▶ [Records provided]:
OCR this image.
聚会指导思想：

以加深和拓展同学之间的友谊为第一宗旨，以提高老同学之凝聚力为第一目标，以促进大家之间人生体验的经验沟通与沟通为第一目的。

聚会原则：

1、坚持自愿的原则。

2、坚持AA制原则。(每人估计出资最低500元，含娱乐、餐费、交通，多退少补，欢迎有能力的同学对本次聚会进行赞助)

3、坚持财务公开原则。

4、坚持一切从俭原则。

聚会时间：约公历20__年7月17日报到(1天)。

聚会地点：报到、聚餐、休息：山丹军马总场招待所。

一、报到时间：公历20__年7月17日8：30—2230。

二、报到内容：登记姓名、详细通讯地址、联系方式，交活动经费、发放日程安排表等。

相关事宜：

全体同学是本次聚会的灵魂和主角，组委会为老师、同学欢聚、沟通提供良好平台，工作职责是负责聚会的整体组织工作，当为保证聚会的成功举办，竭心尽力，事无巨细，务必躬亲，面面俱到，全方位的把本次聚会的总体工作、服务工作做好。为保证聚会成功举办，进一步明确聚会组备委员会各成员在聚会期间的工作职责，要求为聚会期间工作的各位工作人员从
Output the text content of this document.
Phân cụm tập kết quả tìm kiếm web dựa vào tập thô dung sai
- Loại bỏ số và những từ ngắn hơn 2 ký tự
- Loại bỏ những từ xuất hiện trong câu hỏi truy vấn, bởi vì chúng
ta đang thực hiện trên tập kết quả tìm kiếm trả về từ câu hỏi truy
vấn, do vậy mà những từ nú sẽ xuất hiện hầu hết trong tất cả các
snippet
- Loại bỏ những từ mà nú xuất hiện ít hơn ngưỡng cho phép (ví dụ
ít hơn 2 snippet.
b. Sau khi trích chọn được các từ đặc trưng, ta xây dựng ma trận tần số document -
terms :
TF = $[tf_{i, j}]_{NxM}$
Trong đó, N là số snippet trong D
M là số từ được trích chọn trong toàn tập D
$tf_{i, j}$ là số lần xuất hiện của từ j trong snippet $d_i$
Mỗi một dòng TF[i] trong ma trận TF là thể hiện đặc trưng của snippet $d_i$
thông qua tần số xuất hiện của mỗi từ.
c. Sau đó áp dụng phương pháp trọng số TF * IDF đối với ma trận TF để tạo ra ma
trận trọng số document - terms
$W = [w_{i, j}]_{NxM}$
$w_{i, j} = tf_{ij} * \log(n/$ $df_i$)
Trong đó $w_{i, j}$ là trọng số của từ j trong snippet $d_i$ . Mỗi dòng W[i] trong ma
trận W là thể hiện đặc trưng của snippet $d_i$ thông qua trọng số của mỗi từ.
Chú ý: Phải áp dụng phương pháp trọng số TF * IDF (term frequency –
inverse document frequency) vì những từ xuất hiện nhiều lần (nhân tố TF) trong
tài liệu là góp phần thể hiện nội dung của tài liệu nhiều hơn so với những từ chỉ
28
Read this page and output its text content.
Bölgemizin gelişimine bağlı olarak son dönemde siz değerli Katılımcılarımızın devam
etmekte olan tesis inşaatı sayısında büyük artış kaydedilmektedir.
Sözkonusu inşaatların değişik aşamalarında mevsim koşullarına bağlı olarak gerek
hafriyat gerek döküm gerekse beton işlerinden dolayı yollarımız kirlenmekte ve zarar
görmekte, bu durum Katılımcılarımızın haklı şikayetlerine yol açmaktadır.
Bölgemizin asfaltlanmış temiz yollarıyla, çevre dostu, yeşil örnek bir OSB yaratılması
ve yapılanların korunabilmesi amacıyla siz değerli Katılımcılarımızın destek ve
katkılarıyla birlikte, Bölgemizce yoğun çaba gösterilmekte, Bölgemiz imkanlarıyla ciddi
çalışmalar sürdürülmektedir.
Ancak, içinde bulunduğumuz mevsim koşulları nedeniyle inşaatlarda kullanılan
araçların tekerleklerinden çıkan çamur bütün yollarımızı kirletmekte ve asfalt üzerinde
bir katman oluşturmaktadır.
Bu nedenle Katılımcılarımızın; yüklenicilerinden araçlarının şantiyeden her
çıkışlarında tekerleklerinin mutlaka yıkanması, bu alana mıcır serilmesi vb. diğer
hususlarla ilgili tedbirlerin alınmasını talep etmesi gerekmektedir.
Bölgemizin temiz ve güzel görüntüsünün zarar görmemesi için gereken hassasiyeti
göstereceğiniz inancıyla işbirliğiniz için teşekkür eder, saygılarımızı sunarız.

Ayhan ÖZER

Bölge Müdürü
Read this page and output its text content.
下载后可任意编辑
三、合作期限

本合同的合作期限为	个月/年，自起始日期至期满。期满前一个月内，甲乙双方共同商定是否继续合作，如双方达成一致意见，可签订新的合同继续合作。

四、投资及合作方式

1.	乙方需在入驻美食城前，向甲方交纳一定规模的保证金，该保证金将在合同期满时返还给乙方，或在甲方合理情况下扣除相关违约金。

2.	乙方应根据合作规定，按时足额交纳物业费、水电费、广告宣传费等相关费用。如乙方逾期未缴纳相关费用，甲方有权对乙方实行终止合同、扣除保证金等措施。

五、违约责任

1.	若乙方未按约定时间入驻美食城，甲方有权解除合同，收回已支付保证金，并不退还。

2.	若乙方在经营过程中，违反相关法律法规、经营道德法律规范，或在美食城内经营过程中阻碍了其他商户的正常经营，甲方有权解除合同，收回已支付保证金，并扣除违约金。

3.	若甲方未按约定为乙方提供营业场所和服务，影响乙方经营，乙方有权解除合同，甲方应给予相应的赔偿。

▶ [Task directions]: All of the material above needs to be copied exactly.

▶ [Completed exercise]:
OCR this image.
聚会指导思想：

以加深和拓展同学之间的友谊为第一宗旨，以提高老同学之凝聚力为第一目标，以促进大家之间人生体验的经验沟通与沟通为第一目的。

聚会原则：

1、坚持自愿的原则。

2、坚持AA制原则。(每人估计出资最低500元，含娱乐、餐费、交通，多退少补，欢迎有能力的同学对本次聚会进行赞助)

3、坚持财务公开原则。

4、坚持一切从俭原则。

聚会时间：约公历20__年7月17日报到(1天)。

聚会地点：报到、聚餐、休息：山丹军马总场招待所。

一、报到时间：公历20__年7月17日8：30—2230。

二、报到内容：登记姓名、详细通讯地址、联系方式，交活动经费、发放日程安排表等。

相关事宜：

全体同学是本次聚会的灵魂和主角，组委会为老师、同学欢聚、沟通提供良好平台，工作职责是负责聚会的整体组织工作，当为保证聚会的成功举办，竭心尽力，事无巨细，务必躬亲，面面俱到，全方位的把本次聚会的总体工作、服务工作做好。为保证聚会成功举办，进一步明确聚会组备委员会各成员在聚会期间的工作职责，要求为聚会期间工作的各位工作人员从
Output the text content of this document.
Phân cụm tập kết quả tìm kiếm web dựa vào tập thô dung sai
- Loại bỏ số và những từ ngắn hơn 2 ký tự
- Loại bỏ những từ xuất hiện trong câu hỏi truy vấn, bởi vì chúng
ta đang thực hiện trên tập kết quả tìm kiếm trả về từ câu hỏi truy
vấn, do vậy mà những từ nú sẽ xuất hiện hầu hết trong tất cả các
snippet
- Loại bỏ những từ mà nú xuất hiện ít hơn ngưỡng cho phép (ví dụ
ít hơn 2 snippet.
b. Sau khi trích chọn được các từ đặc trưng, ta xây dựng ma trận tần số document -
terms :
TF = $[tf_{i, j}]_{NxM}$
Trong đó, N là số snippet trong D
M là số từ được trích chọn trong toàn tập D
$tf_{i, j}$ là số lần xuất hiện của từ j trong snippet $d_i$
Mỗi một dòng TF[i] trong ma trận TF là thể hiện đặc trưng của snippet $d_i$
thông qua tần số xuất hiện của mỗi từ.
c. Sau đó áp dụng phương pháp trọng số TF * IDF đối với ma trận TF để tạo ra ma
trận trọng số document - terms
$W = [w_{i, j}]_{NxM}$
$w_{i, j} = tf_{ij} * \log(n/$ $df_i$)
Trong đó $w_{i, j}$ là trọng số của từ j trong snippet $d_i$ . Mỗi dòng W[i] trong ma
trận W là thể hiện đặc trưng của snippet $d_i$ thông qua trọng số của mỗi từ.
Chú ý: Phải áp dụng phương pháp trọng số TF * IDF (term frequency –
inverse document frequency) vì những từ xuất hiện nhiều lần (nhân tố TF) trong
tài liệu là góp phần thể hiện nội dung của tài liệu nhiều hơn so với những từ chỉ
28
Read this page and output its text content.
Bölgemizin gelişimine bağlı olarak son dönemde siz değerli Katılımcılarımızın devam
etmekte olan tesis inşaatı sayısında büyük artış kaydedilmektedir.
Sözkonusu inşaatların değişik aşamalarında mevsim koşullarına bağlı olarak gerek
hafriyat gerek döküm gerekse beton işlerinden dolayı yollarımız kirlenmekte ve zarar
görmekte, bu durum Katılımcılarımızın haklı şikayetlerine yol açmaktadır.
Bölgemizin asfaltlanmış temiz yollarıyla, çevre dostu, yeşil örnek bir OSB yaratılması
ve yapılanların korunabilmesi amacıyla siz değerli Katılımcılarımızın destek ve
katkılarıyla birlikte, Bölgemizce yoğun çaba gösterilmekte, Bölgemiz imkanlarıyla ciddi
çalışmalar sürdürülmektedir.
Ancak, içinde bulunduğumuz mevsim koşulları nedeniyle inşaatlarda kullanılan
araçların tekerleklerinden çıkan çamur bütün yollarımızı kirletmekte ve asfalt üzerinde
bir katman oluşturmaktadır.
Bu nedenle Katılımcılarımızın; yüklenicilerinden araçlarının şantiyeden her
çıkışlarında tekerleklerinin mutlaka yıkanması, bu alana mıcır serilmesi vb. diğer
hususlarla ilgili tedbirlerin alınmasını talep etmesi gerekmektedir.
Bölgemizin temiz ve güzel görüntüsünün zarar görmemesi için gereken hassasiyeti
göstereceğiniz inancıyla işbirliğiniz için teşekkür eder, saygılarımızı sunarız.

Ayhan ÖZER

Bölge Müdürü
Read this page and output its text content.
下载后可任意编辑
三、合作期限

本合同的合作期限为	个月/年，自起始日期至期满。期满前一个月内，甲乙双方共同商定是否继续合作，如双方达成一致意见，可签订新的合同继续合作。

四、投资及合作方式

1.	乙方需在入驻美食城前，向甲方交纳一定规模的保证金，该保证金将在合同期满时返还给乙方，或在甲方合理情况下扣除相关违约金。

2.	乙方应根据合作规定，按时足额交纳物业费、水电费、广告宣传费等相关费用。如乙方逾期未缴纳相关费用，甲方有权对乙方实行终止合同、扣除保证金等措施。

五、违约责任

1.	若乙方未按约定时间入驻美食城，甲方有权解除合同，收回已支付保证金，并不退还。

2.	若乙方在经营过程中，违反相关法律法规、经营道德法律规范，或在美食城内经营过程中阻碍了其他商户的正常经营，甲方有权解除合同，收回已支付保证金，并扣除违约金。

3.	若甲方未按约定为乙方提供营业场所和服务，影响乙方经营，乙方有权解除合同，甲方应给予相应的赔偿。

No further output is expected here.